[Figure contents as structured data]
● ● ● ●

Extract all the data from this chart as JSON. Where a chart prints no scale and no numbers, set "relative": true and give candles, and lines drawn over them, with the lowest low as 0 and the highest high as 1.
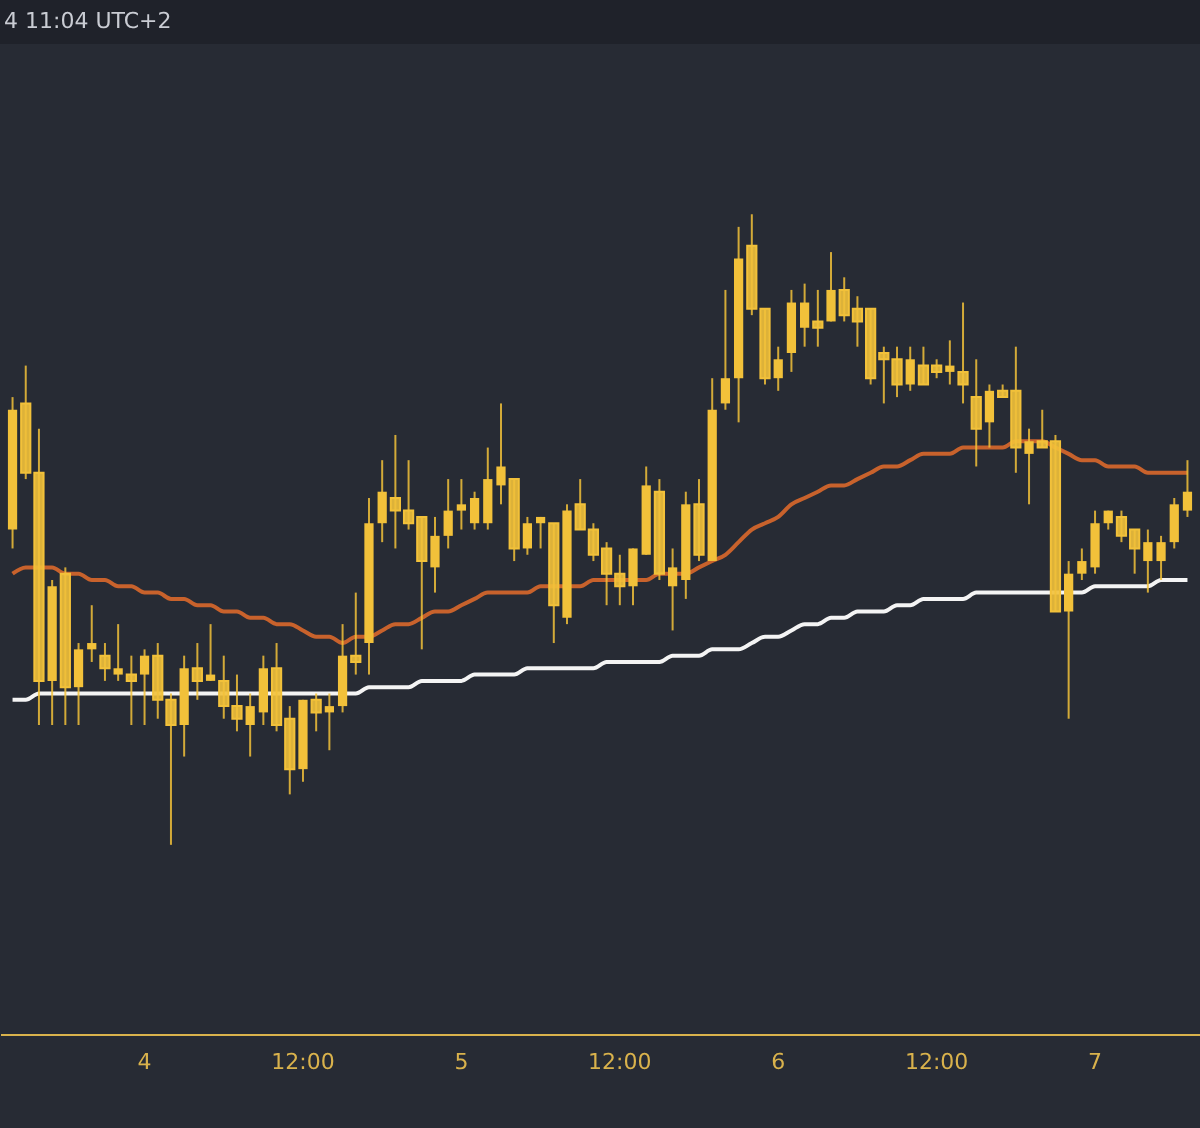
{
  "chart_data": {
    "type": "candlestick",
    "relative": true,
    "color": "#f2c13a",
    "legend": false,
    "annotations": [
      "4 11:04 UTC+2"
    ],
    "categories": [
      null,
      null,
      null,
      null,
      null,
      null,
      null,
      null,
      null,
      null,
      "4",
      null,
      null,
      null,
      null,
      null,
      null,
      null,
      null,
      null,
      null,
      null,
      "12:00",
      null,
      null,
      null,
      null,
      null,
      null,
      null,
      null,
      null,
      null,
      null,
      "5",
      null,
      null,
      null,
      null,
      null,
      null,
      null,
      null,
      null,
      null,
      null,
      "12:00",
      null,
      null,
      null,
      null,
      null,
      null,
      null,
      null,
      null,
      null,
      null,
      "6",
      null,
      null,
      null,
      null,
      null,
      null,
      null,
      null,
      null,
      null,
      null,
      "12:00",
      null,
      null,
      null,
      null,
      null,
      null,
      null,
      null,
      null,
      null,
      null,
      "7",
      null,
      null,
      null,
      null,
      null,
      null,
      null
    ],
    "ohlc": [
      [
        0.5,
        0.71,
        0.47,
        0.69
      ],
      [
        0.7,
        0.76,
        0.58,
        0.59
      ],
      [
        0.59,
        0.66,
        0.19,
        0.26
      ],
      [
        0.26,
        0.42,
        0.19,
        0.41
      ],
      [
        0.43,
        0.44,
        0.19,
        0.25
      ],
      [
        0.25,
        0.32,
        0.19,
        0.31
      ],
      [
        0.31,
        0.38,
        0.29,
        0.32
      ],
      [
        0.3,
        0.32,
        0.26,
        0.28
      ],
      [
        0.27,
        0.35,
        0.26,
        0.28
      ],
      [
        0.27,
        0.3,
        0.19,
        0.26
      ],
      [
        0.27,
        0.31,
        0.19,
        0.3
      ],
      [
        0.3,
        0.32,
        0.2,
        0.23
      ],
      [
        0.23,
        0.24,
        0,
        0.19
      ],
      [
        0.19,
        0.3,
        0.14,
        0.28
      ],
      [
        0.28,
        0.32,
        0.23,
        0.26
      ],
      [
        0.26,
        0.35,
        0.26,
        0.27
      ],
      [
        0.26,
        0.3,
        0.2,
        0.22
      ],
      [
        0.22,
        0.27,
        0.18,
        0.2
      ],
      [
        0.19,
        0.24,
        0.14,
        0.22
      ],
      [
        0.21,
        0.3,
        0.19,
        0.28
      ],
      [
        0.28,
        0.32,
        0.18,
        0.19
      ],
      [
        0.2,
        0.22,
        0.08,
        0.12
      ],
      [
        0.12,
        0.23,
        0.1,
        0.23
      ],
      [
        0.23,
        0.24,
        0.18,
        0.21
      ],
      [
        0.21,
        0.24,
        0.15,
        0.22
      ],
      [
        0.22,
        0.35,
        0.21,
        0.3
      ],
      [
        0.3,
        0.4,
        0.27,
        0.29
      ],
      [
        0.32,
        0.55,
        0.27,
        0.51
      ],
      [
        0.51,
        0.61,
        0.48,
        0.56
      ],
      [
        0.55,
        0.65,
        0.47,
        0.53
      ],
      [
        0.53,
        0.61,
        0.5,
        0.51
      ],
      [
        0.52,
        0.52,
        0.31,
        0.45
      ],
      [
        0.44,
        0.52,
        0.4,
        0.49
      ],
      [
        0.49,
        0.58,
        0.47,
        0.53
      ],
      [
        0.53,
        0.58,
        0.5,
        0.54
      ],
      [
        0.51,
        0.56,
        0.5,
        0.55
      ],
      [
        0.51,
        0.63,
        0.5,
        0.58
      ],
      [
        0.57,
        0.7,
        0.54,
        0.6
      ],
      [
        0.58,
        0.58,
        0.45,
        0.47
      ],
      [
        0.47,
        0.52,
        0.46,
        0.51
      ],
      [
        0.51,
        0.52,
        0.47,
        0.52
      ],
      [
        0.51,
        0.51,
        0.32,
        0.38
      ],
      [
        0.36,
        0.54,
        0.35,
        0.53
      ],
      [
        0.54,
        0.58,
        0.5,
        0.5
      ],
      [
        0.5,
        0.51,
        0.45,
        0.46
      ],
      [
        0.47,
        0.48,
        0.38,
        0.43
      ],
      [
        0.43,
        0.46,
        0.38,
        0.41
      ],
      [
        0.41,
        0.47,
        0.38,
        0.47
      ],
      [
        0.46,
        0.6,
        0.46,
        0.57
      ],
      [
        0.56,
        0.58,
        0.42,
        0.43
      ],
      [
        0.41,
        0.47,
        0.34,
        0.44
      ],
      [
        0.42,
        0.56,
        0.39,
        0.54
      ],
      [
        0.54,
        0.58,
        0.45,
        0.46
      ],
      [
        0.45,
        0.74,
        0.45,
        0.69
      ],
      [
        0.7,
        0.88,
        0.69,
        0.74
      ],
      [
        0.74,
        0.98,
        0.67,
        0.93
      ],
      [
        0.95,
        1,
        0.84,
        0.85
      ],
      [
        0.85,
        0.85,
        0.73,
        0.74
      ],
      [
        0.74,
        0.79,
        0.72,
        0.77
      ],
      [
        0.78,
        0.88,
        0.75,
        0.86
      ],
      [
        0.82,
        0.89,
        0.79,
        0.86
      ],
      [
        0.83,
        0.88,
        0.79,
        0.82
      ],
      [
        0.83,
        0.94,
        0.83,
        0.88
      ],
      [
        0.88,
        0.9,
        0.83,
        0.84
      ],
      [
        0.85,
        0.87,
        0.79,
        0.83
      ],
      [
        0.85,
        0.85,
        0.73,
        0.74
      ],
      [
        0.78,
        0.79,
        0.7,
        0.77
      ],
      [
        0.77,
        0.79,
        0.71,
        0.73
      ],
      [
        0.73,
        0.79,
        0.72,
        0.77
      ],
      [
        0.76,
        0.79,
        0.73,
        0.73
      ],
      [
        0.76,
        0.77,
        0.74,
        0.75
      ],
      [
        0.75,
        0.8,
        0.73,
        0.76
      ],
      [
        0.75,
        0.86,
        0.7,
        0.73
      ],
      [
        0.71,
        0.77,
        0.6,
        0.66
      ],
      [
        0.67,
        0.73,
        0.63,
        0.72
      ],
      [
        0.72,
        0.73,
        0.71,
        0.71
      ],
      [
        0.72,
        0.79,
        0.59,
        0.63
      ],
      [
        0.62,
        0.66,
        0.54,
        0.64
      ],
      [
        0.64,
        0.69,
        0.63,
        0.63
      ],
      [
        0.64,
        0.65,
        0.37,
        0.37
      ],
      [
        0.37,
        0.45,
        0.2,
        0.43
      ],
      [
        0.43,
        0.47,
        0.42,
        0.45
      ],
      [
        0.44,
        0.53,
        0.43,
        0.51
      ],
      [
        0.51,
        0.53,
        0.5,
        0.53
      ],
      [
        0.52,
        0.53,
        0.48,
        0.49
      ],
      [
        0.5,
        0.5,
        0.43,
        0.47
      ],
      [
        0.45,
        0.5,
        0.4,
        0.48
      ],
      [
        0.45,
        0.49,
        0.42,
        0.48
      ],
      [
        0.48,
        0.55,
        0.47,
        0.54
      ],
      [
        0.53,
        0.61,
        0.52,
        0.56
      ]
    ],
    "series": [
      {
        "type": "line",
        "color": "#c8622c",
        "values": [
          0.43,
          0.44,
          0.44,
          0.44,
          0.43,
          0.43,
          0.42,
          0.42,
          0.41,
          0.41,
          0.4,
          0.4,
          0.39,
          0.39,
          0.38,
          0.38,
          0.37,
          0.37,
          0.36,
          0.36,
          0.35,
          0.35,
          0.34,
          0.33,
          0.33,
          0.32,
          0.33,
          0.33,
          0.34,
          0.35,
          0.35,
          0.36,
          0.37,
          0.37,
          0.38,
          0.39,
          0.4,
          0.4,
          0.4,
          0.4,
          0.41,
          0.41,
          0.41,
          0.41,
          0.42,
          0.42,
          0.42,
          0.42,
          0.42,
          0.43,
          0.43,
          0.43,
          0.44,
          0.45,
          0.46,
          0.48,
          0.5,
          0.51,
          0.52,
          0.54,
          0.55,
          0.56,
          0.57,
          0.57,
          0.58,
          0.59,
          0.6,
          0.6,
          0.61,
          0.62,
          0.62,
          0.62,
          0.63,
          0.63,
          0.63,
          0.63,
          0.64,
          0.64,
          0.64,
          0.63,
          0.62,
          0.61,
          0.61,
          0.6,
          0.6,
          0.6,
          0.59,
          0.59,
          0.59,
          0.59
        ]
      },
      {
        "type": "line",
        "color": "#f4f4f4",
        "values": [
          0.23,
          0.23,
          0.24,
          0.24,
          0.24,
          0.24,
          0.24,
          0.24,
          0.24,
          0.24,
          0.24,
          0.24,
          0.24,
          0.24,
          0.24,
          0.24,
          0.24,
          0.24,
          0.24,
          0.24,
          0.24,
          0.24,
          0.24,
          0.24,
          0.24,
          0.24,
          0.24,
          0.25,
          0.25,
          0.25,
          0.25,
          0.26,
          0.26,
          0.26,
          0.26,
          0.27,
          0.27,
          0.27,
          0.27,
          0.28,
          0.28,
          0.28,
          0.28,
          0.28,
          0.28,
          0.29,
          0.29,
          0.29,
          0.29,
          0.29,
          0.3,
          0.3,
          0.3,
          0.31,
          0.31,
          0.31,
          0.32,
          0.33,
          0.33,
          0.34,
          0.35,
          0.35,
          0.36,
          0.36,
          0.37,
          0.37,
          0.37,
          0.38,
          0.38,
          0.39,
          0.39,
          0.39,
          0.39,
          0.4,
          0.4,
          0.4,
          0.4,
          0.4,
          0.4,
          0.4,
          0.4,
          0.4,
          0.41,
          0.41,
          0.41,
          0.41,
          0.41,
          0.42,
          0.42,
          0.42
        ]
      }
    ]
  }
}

● ● ● ●

§ **WHAT YOU HAVE TO DO**
The answer is one number: how many lines of the material above contain "color".

§ **SOLUTION TO THIS TASK**
3